▸ Required task:
Return every entry exactly as written.

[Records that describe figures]
------------------------------------------------------------

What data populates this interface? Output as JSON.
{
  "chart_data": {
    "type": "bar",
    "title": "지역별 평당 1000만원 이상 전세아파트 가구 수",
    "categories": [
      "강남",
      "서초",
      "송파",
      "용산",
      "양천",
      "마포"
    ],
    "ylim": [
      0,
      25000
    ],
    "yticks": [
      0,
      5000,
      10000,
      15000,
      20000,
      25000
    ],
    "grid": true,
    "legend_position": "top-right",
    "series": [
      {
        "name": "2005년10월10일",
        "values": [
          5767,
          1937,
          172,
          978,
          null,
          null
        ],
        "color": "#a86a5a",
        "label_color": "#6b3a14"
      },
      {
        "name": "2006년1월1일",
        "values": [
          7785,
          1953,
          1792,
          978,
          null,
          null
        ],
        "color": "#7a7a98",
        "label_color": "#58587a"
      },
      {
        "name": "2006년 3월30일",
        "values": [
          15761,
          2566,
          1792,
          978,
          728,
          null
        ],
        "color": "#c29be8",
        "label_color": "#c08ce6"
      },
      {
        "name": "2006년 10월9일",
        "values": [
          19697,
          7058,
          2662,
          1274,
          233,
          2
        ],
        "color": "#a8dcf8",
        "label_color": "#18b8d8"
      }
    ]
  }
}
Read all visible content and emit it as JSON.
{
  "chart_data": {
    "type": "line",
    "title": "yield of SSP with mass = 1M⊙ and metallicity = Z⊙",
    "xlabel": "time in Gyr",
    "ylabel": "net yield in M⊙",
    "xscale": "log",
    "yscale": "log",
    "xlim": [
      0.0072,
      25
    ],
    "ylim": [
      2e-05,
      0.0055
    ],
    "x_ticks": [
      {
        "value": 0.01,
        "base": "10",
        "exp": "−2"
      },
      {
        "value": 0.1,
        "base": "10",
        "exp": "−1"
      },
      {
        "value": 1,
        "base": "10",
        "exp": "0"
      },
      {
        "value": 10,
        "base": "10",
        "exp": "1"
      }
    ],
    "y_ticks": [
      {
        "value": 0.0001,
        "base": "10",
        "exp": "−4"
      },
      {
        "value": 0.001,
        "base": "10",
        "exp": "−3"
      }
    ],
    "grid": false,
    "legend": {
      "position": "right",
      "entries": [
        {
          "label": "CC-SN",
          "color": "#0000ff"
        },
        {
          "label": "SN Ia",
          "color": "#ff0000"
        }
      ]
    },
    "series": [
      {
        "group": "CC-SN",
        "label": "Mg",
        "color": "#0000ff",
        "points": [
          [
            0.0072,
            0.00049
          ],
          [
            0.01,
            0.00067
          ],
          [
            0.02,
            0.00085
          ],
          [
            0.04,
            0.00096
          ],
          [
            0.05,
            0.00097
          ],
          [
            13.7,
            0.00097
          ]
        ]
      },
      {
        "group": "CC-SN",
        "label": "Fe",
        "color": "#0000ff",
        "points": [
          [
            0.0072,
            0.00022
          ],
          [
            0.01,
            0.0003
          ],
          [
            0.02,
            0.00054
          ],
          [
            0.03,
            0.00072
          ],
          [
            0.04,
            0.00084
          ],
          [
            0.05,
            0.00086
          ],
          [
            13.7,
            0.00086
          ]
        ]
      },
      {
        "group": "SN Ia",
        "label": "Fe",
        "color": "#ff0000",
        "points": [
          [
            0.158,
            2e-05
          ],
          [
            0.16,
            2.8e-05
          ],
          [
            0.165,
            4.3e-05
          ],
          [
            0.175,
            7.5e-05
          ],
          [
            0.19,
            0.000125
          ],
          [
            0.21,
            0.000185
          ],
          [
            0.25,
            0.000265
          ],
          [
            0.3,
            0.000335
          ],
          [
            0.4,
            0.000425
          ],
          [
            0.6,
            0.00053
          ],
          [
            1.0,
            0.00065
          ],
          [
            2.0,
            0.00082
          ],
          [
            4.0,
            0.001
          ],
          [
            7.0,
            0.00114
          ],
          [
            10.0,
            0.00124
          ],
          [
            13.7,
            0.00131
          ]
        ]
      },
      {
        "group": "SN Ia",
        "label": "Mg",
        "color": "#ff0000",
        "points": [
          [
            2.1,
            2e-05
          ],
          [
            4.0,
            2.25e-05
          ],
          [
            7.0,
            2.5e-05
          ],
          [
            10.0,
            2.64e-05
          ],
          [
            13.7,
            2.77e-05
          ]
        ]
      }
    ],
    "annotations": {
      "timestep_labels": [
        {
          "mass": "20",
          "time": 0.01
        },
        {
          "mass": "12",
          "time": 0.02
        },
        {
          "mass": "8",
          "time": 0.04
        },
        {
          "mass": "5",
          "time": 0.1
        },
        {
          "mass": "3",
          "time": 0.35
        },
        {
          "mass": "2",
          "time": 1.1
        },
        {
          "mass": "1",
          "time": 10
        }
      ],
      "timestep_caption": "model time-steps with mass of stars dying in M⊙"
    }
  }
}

------------------------------------------------------------

▸ Final answer:
What data populates this interface? Output as JSON.
{
  "chart_data": {
    "type": "bar",
    "title": "지역별 평당 1000만원 이상 전세아파트 가구 수",
    "categories": [
      "강남",
      "서초",
      "송파",
      "용산",
      "양천",
      "마포"
    ],
    "ylim": [
      0,
      25000
    ],
    "yticks": [
      0,
      5000,
      10000,
      15000,
      20000,
      25000
    ],
    "grid": true,
    "legend_position": "top-right",
    "series": [
      {
        "name": "2005년10월10일",
        "values": [
          5767,
          1937,
          172,
          978,
          null,
          null
        ],
        "color": "#a86a5a",
        "label_color": "#6b3a14"
      },
      {
        "name": "2006년1월1일",
        "values": [
          7785,
          1953,
          1792,
          978,
          null,
          null
        ],
        "color": "#7a7a98",
        "label_color": "#58587a"
      },
      {
        "name": "2006년 3월30일",
        "values": [
          15761,
          2566,
          1792,
          978,
          728,
          null
        ],
        "color": "#c29be8",
        "label_color": "#c08ce6"
      },
      {
        "name": "2006년 10월9일",
        "values": [
          19697,
          7058,
          2662,
          1274,
          233,
          2
        ],
        "color": "#a8dcf8",
        "label_color": "#18b8d8"
      }
    ]
  }
}
Read all visible content and emit it as JSON.
{
  "chart_data": {
    "type": "line",
    "title": "yield of SSP with mass = 1M⊙ and metallicity = Z⊙",
    "xlabel": "time in Gyr",
    "ylabel": "net yield in M⊙",
    "xscale": "log",
    "yscale": "log",
    "xlim": [
      0.0072,
      25
    ],
    "ylim": [
      2e-05,
      0.0055
    ],
    "x_ticks": [
      {
        "value": 0.01,
        "base": "10",
        "exp": "−2"
      },
      {
        "value": 0.1,
        "base": "10",
        "exp": "−1"
      },
      {
        "value": 1,
        "base": "10",
        "exp": "0"
      },
      {
        "value": 10,
        "base": "10",
        "exp": "1"
      }
    ],
    "y_ticks": [
      {
        "value": 0.0001,
        "base": "10",
        "exp": "−4"
      },
      {
        "value": 0.001,
        "base": "10",
        "exp": "−3"
      }
    ],
    "grid": false,
    "legend": {
      "position": "right",
      "entries": [
        {
          "label": "CC-SN",
          "color": "#0000ff"
        },
        {
          "label": "SN Ia",
          "color": "#ff0000"
        }
      ]
    },
    "series": [
      {
        "group": "CC-SN",
        "label": "Mg",
        "color": "#0000ff",
        "points": [
          [
            0.0072,
            0.00049
          ],
          [
            0.01,
            0.00067
          ],
          [
            0.02,
            0.00085
          ],
          [
            0.04,
            0.00096
          ],
          [
            0.05,
            0.00097
          ],
          [
            13.7,
            0.00097
          ]
        ]
      },
      {
        "group": "CC-SN",
        "label": "Fe",
        "color": "#0000ff",
        "points": [
          [
            0.0072,
            0.00022
          ],
          [
            0.01,
            0.0003
          ],
          [
            0.02,
            0.00054
          ],
          [
            0.03,
            0.00072
          ],
          [
            0.04,
            0.00084
          ],
          [
            0.05,
            0.00086
          ],
          [
            13.7,
            0.00086
          ]
        ]
      },
      {
        "group": "SN Ia",
        "label": "Fe",
        "color": "#ff0000",
        "points": [
          [
            0.158,
            2e-05
          ],
          [
            0.16,
            2.8e-05
          ],
          [
            0.165,
            4.3e-05
          ],
          [
            0.175,
            7.5e-05
          ],
          [
            0.19,
            0.000125
          ],
          [
            0.21,
            0.000185
          ],
          [
            0.25,
            0.000265
          ],
          [
            0.3,
            0.000335
          ],
          [
            0.4,
            0.000425
          ],
          [
            0.6,
            0.00053
          ],
          [
            1.0,
            0.00065
          ],
          [
            2.0,
            0.00082
          ],
          [
            4.0,
            0.001
          ],
          [
            7.0,
            0.00114
          ],
          [
            10.0,
            0.00124
          ],
          [
            13.7,
            0.00131
          ]
        ]
      },
      {
        "group": "SN Ia",
        "label": "Mg",
        "color": "#ff0000",
        "points": [
          [
            2.1,
            2e-05
          ],
          [
            4.0,
            2.25e-05
          ],
          [
            7.0,
            2.5e-05
          ],
          [
            10.0,
            2.64e-05
          ],
          [
            13.7,
            2.77e-05
          ]
        ]
      }
    ],
    "annotations": {
      "timestep_labels": [
        {
          "mass": "20",
          "time": 0.01
        },
        {
          "mass": "12",
          "time": 0.02
        },
        {
          "mass": "8",
          "time": 0.04
        },
        {
          "mass": "5",
          "time": 0.1
        },
        {
          "mass": "3",
          "time": 0.35
        },
        {
          "mass": "2",
          "time": 1.1
        },
        {
          "mass": "1",
          "time": 10
        }
      ],
      "timestep_caption": "model time-steps with mass of stars dying in M⊙"
    }
  }
}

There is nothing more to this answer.